[Records of where elements appear]
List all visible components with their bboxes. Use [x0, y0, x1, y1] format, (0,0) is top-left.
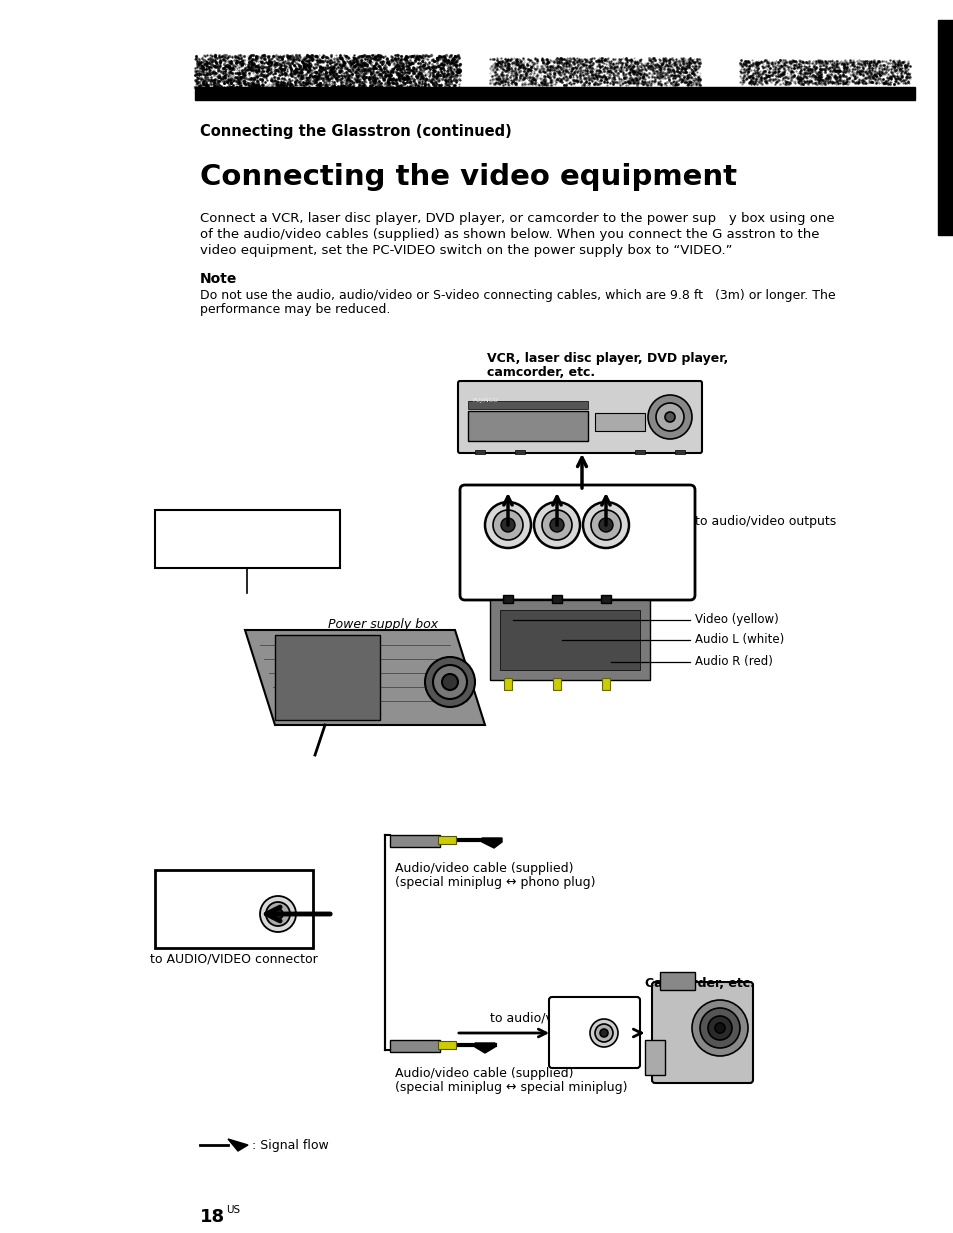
Circle shape: [595, 1023, 613, 1042]
Circle shape: [691, 1000, 747, 1055]
Circle shape: [598, 518, 613, 531]
Circle shape: [582, 502, 628, 547]
FancyBboxPatch shape: [459, 485, 695, 600]
Text: of the audio/video cables (supplied) as shown below. When you connect the G asst: of the audio/video cables (supplied) as …: [200, 228, 819, 240]
Bar: [600, 596, 610, 603]
Text: performance may be reduced.: performance may be reduced.: [200, 303, 390, 316]
Circle shape: [273, 909, 283, 919]
Bar: [154, 870, 313, 948]
Text: camcorder, etc.: camcorder, etc.: [486, 366, 595, 379]
Text: Set the PC-VIDEO switch: Set the PC-VIDEO switch: [171, 518, 323, 531]
Bar: [475, 450, 484, 454]
Text: 18: 18: [200, 1208, 225, 1226]
Circle shape: [700, 1009, 740, 1048]
Bar: [595, 413, 644, 432]
Circle shape: [534, 502, 579, 547]
Polygon shape: [245, 630, 484, 725]
Text: AUDIO / VIDEO: AUDIO / VIDEO: [163, 878, 245, 888]
Circle shape: [541, 510, 572, 540]
Bar: [601, 678, 609, 690]
Circle shape: [500, 518, 515, 531]
Text: to AUDIO/VIDEO connector: to AUDIO/VIDEO connector: [150, 952, 317, 965]
Circle shape: [589, 1018, 618, 1047]
Text: Connecting the video equipment: Connecting the video equipment: [200, 163, 737, 191]
Bar: [553, 678, 560, 690]
Text: Video (yellow): Video (yellow): [695, 614, 778, 626]
Text: video equipment, set the PC-VIDEO switch on the power supply box to “VIDEO.”: video equipment, set the PC-VIDEO switch…: [200, 244, 732, 256]
Bar: [515, 450, 524, 454]
Text: VCR, laser disc player, DVD player,: VCR, laser disc player, DVD player,: [486, 351, 727, 365]
Circle shape: [647, 395, 691, 439]
Circle shape: [493, 510, 522, 540]
Text: Note: Note: [200, 272, 237, 286]
Circle shape: [266, 903, 290, 926]
Text: FUJINCO: FUJINCO: [472, 398, 497, 403]
Polygon shape: [481, 838, 501, 848]
Text: Audio L (white): Audio L (white): [695, 634, 783, 646]
Circle shape: [707, 1016, 731, 1039]
Bar: [194, 88, 914, 100]
Circle shape: [714, 1023, 724, 1033]
Circle shape: [664, 412, 675, 422]
Text: : Signal flow: : Signal flow: [252, 1138, 329, 1152]
Bar: [644, 1039, 664, 1075]
Text: to “VIDEO.”: to “VIDEO.”: [211, 536, 283, 549]
Text: Connecting the Glasstron (continued): Connecting the Glasstron (continued): [200, 125, 511, 139]
Circle shape: [656, 403, 683, 432]
Bar: [659, 972, 695, 990]
Circle shape: [599, 1030, 607, 1037]
Bar: [503, 678, 512, 690]
Text: to audio/video outputs: to audio/video outputs: [695, 515, 836, 529]
Text: US: US: [226, 1205, 240, 1215]
Bar: [675, 450, 684, 454]
Bar: [390, 1039, 439, 1052]
Bar: [552, 596, 561, 603]
Bar: [390, 835, 439, 847]
Circle shape: [441, 674, 457, 690]
FancyBboxPatch shape: [548, 997, 639, 1068]
Text: Do not use the audio, audio/video or S-video connecting cables, which are 9.8 ft: Do not use the audio, audio/video or S-v…: [200, 289, 835, 302]
Text: to audio/video output: to audio/video output: [490, 1012, 624, 1025]
Bar: [154, 510, 339, 568]
Text: ↓: ↓: [231, 890, 239, 900]
Bar: [502, 596, 513, 603]
Circle shape: [550, 518, 563, 531]
Bar: [468, 401, 587, 409]
Polygon shape: [475, 1043, 495, 1053]
Bar: [635, 450, 644, 454]
Circle shape: [590, 510, 620, 540]
Bar: [274, 635, 379, 720]
Text: Audio R (red): Audio R (red): [695, 656, 772, 668]
Bar: [490, 600, 649, 681]
Bar: [437, 1041, 456, 1049]
Text: Power supply box: Power supply box: [328, 618, 437, 631]
Text: Connect a VCR, laser disc player, DVD player, or camcorder to the power sup   y : Connect a VCR, laser disc player, DVD pl…: [200, 212, 834, 224]
FancyBboxPatch shape: [457, 381, 701, 453]
Circle shape: [260, 896, 295, 932]
Text: Audio/video cable (supplied): Audio/video cable (supplied): [395, 1067, 573, 1080]
Text: (special miniplug ↔ special miniplug): (special miniplug ↔ special miniplug): [395, 1081, 627, 1094]
Bar: [937, 20, 953, 236]
Text: Audio/video cable (supplied): Audio/video cable (supplied): [395, 862, 573, 875]
Bar: [437, 836, 456, 845]
Circle shape: [424, 657, 475, 707]
Circle shape: [433, 665, 467, 699]
FancyBboxPatch shape: [651, 981, 752, 1083]
Polygon shape: [228, 1139, 248, 1150]
Text: Camcorder, etc.: Camcorder, etc.: [644, 977, 754, 990]
Circle shape: [484, 502, 531, 547]
Bar: [468, 411, 587, 441]
Bar: [499, 610, 639, 670]
Text: (special miniplug ↔ phono plug): (special miniplug ↔ phono plug): [395, 875, 595, 889]
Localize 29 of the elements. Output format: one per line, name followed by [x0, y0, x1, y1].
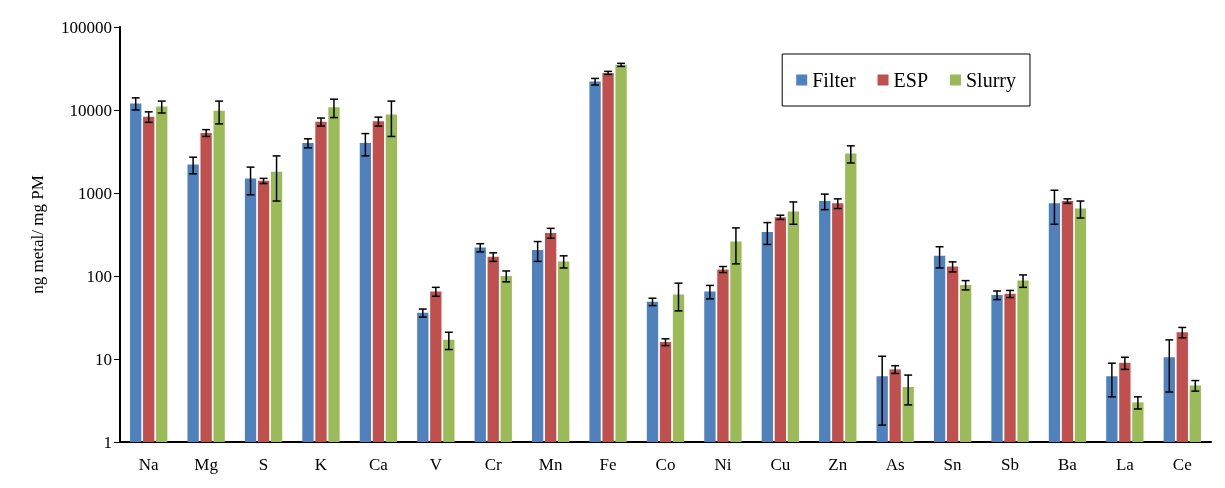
- x-tick-label: V: [429, 455, 443, 474]
- x-tick-label: Mg: [194, 455, 219, 474]
- x-tick-label: Sb: [1001, 455, 1020, 474]
- x-tick-label: Fe: [599, 455, 617, 474]
- x-tick-label: Co: [655, 455, 676, 474]
- y-tick-label: 100: [86, 266, 112, 286]
- x-tick-label: Cu: [770, 455, 791, 474]
- x-tick-label: K: [314, 455, 328, 474]
- y-tick-label: 1000: [78, 183, 112, 203]
- y-tick-label: 1: [103, 432, 112, 452]
- x-tick-label: As: [885, 455, 905, 474]
- y-tick-label: 10000: [69, 100, 112, 120]
- x-tick-label: Ce: [1172, 455, 1192, 474]
- x-tick-label: Mn: [538, 455, 563, 474]
- x-tick-label: La: [1115, 455, 1135, 474]
- y-axis-title: ng metal/ mg PM: [28, 175, 47, 294]
- x-tick-label: Cr: [484, 455, 503, 474]
- x-tick-label: Ni: [714, 455, 732, 474]
- legend-label: ESP: [893, 69, 929, 91]
- x-tick-label: Ba: [1058, 455, 1078, 474]
- x-tick-label: S: [258, 455, 269, 474]
- x-tick-label: Ca: [368, 455, 389, 474]
- legend-label: Filter: [812, 69, 856, 91]
- x-tick-label: Na: [138, 455, 160, 474]
- y-tick-label: 10: [95, 349, 112, 369]
- x-tick-label: Zn: [828, 455, 848, 474]
- x-tick-label: Sn: [943, 455, 963, 474]
- y-tick-label: 100000: [61, 17, 112, 37]
- legend-label: Slurry: [966, 69, 1016, 92]
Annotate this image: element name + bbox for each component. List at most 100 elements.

**OBJECTIVE**.
Show each line of the records that contains the string "supply". Case counts.

**EXERCISE ANSWER**.
Text: video equipment, set the PC-VIDEO switch on the power supply box to “VIDEO.”: video equipment, set the PC-VIDEO switch…: [200, 244, 732, 256]
Text: Power supply box: Power supply box: [328, 618, 437, 631]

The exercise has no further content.